→ **WORK REQUIRED**: Copy out the listing that follows, exactly, without its pictures.

→ **RECORDS SUPPLIED**:
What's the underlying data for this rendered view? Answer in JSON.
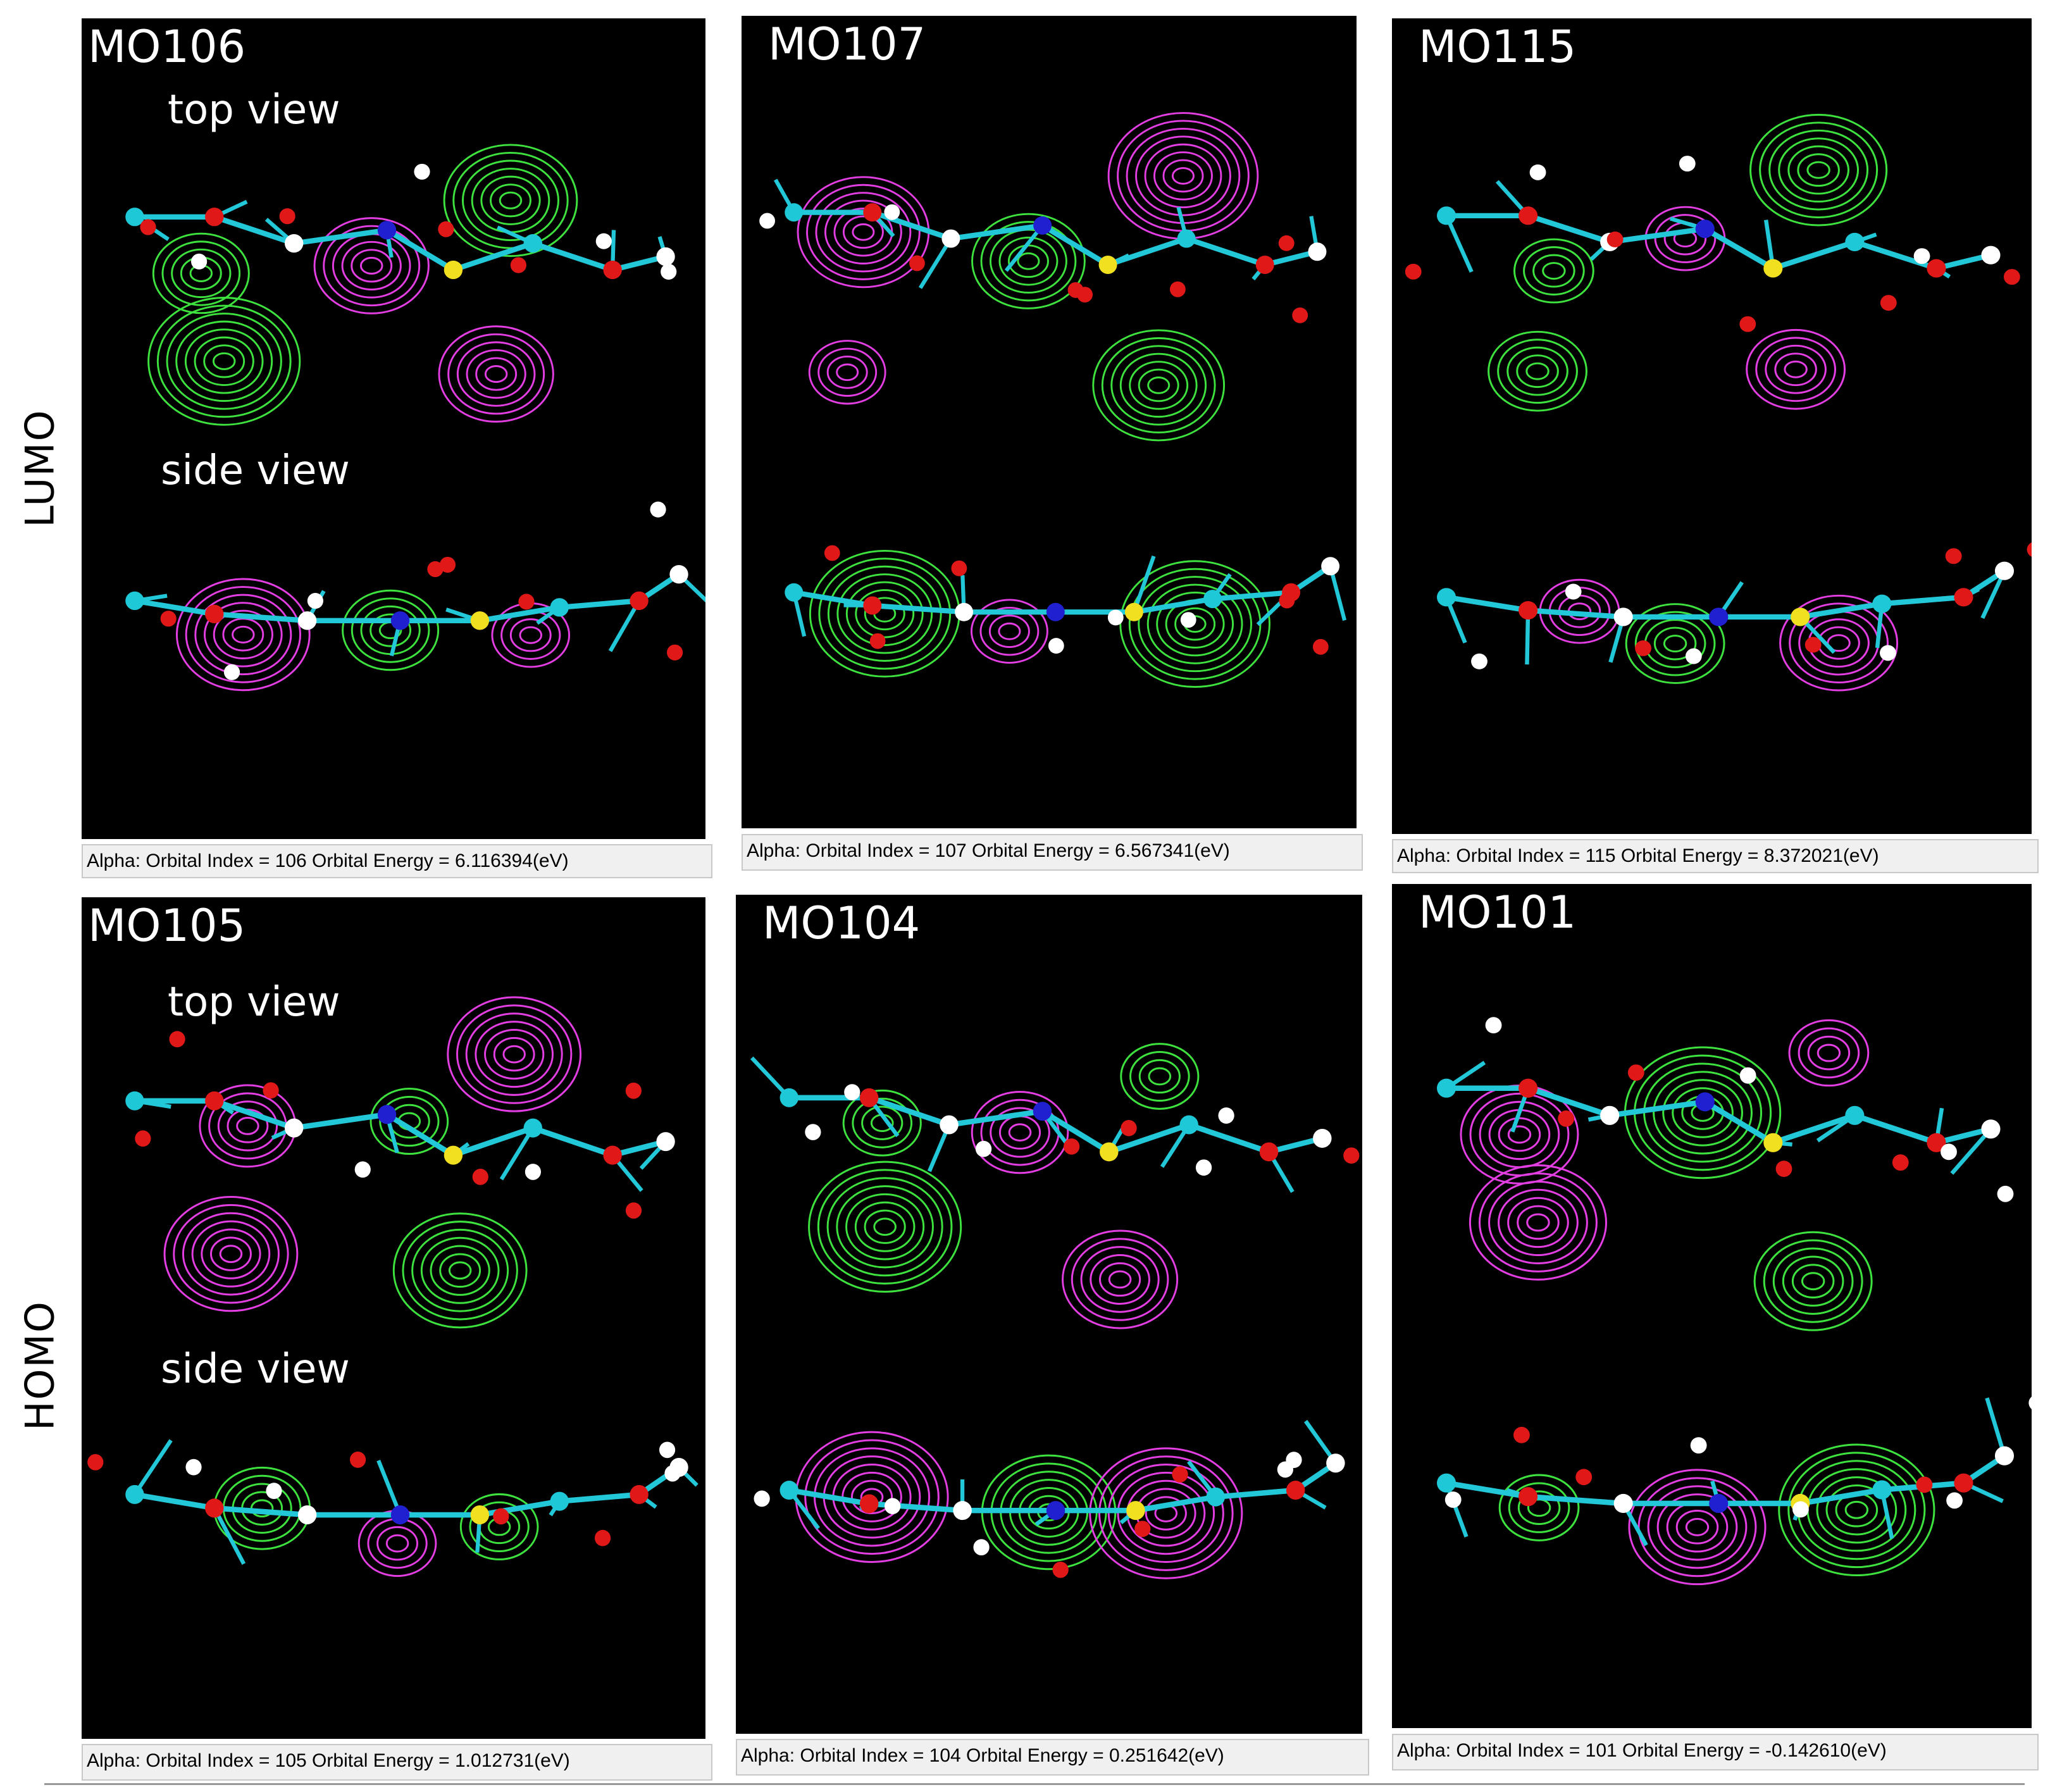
{
  "row_labels": [
    "LUMO",
    "HOMO"
  ],
  "panels": [
    {
      "title": "MO106",
      "top_label": "top view",
      "side_label": "side view",
      "caption": "Alpha: Orbital Index = 106 Orbital Energy = 6.116394(eV)"
    },
    {
      "title": "MO107",
      "caption": "Alpha: Orbital Index = 107 Orbital Energy = 6.567341(eV)"
    },
    {
      "title": "MO115",
      "caption": "Alpha: Orbital Index = 115 Orbital Energy = 8.372021(eV)"
    },
    {
      "title": "MO105",
      "top_label": "top view",
      "side_label": "side view",
      "caption": "Alpha: Orbital Index = 105 Orbital Energy = 1.012731(eV)"
    },
    {
      "title": "MO104",
      "caption": "Alpha: Orbital Index = 104 Orbital Energy = 0.251642(eV)"
    },
    {
      "title": "MO101",
      "caption": "Alpha: Orbital Index = 101 Orbital Energy = -0.142610(eV)"
    }
  ]
}
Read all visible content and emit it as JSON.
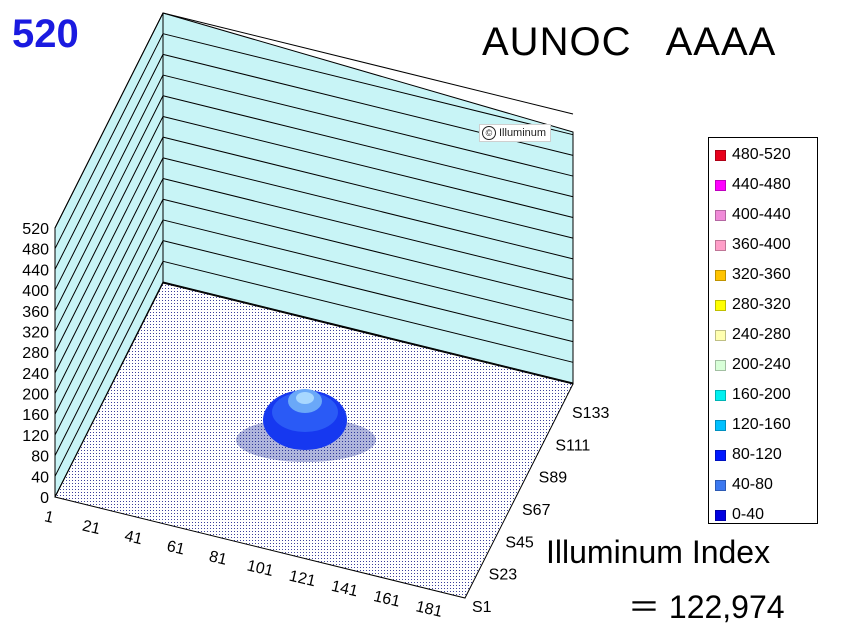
{
  "header": {
    "max_value_label": "520",
    "title": "AUNOC   AAAA"
  },
  "watermark": {
    "icon_glyph": "©",
    "text": "Illuminum"
  },
  "index": {
    "label": "Illuminum Index",
    "value_text": "＝ 122,974"
  },
  "chart_data": {
    "type": "surface3d",
    "title": "AUNOC   AAAA",
    "zlim": [
      0,
      520
    ],
    "z_ticks": [
      "520",
      "480",
      "440",
      "400",
      "360",
      "320",
      "280",
      "240",
      "200",
      "160",
      "120",
      "80",
      "40",
      "0"
    ],
    "x_ticks": [
      "1",
      "21",
      "41",
      "61",
      "81",
      "101",
      "121",
      "141",
      "161",
      "181"
    ],
    "y_ticks": [
      "S1",
      "S23",
      "S45",
      "S67",
      "S89",
      "S111",
      "S133"
    ],
    "grid": true,
    "legend_placement": "right",
    "legend": [
      {
        "label": "480-520",
        "color": "#e8001c"
      },
      {
        "label": "440-480",
        "color": "#ff00ff"
      },
      {
        "label": "400-440",
        "color": "#f08ad8"
      },
      {
        "label": "360-400",
        "color": "#ff9ec8"
      },
      {
        "label": "320-360",
        "color": "#ffc400"
      },
      {
        "label": "280-320",
        "color": "#ffff00"
      },
      {
        "label": "240-280",
        "color": "#ffffb0"
      },
      {
        "label": "200-240",
        "color": "#d8ffd8"
      },
      {
        "label": "160-200",
        "color": "#00f0f0"
      },
      {
        "label": "120-160",
        "color": "#00c0ff"
      },
      {
        "label": "80-120",
        "color": "#0018ff"
      },
      {
        "label": "40-80",
        "color": "#3c78f0"
      },
      {
        "label": "0-40",
        "color": "#0000e0"
      }
    ],
    "peak": {
      "x": 101,
      "y": "S89",
      "band": "120-160"
    }
  }
}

→ **RESULT OF THIS EXERCISE**:
What's the underlying data for this rendered view? Answer in JSON.
{
  "row_labels": [
    "LUMO",
    "HOMO"
  ],
  "panels": [
    {
      "title": "MO106",
      "top_label": "top view",
      "side_label": "side view",
      "caption": "Alpha: Orbital Index = 106 Orbital Energy = 6.116394(eV)"
    },
    {
      "title": "MO107",
      "caption": "Alpha: Orbital Index = 107 Orbital Energy = 6.567341(eV)"
    },
    {
      "title": "MO115",
      "caption": "Alpha: Orbital Index = 115 Orbital Energy = 8.372021(eV)"
    },
    {
      "title": "MO105",
      "top_label": "top view",
      "side_label": "side view",
      "caption": "Alpha: Orbital Index = 105 Orbital Energy = 1.012731(eV)"
    },
    {
      "title": "MO104",
      "caption": "Alpha: Orbital Index = 104 Orbital Energy = 0.251642(eV)"
    },
    {
      "title": "MO101",
      "caption": "Alpha: Orbital Index = 101 Orbital Energy = -0.142610(eV)"
    }
  ]
}
Read all visible content and emit it as JSON.
{
  "header": {
    "max_value_label": "520",
    "title": "AUNOC   AAAA"
  },
  "watermark": {
    "icon_glyph": "©",
    "text": "Illuminum"
  },
  "index": {
    "label": "Illuminum Index",
    "value_text": "＝ 122,974"
  },
  "chart_data": {
    "type": "surface3d",
    "title": "AUNOC   AAAA",
    "zlim": [
      0,
      520
    ],
    "z_ticks": [
      "520",
      "480",
      "440",
      "400",
      "360",
      "320",
      "280",
      "240",
      "200",
      "160",
      "120",
      "80",
      "40",
      "0"
    ],
    "x_ticks": [
      "1",
      "21",
      "41",
      "61",
      "81",
      "101",
      "121",
      "141",
      "161",
      "181"
    ],
    "y_ticks": [
      "S1",
      "S23",
      "S45",
      "S67",
      "S89",
      "S111",
      "S133"
    ],
    "grid": true,
    "legend_placement": "right",
    "legend": [
      {
        "label": "480-520",
        "color": "#e8001c"
      },
      {
        "label": "440-480",
        "color": "#ff00ff"
      },
      {
        "label": "400-440",
        "color": "#f08ad8"
      },
      {
        "label": "360-400",
        "color": "#ff9ec8"
      },
      {
        "label": "320-360",
        "color": "#ffc400"
      },
      {
        "label": "280-320",
        "color": "#ffff00"
      },
      {
        "label": "240-280",
        "color": "#ffffb0"
      },
      {
        "label": "200-240",
        "color": "#d8ffd8"
      },
      {
        "label": "160-200",
        "color": "#00f0f0"
      },
      {
        "label": "120-160",
        "color": "#00c0ff"
      },
      {
        "label": "80-120",
        "color": "#0018ff"
      },
      {
        "label": "40-80",
        "color": "#3c78f0"
      },
      {
        "label": "0-40",
        "color": "#0000e0"
      }
    ],
    "peak": {
      "x": 101,
      "y": "S89",
      "band": "120-160"
    }
  }
}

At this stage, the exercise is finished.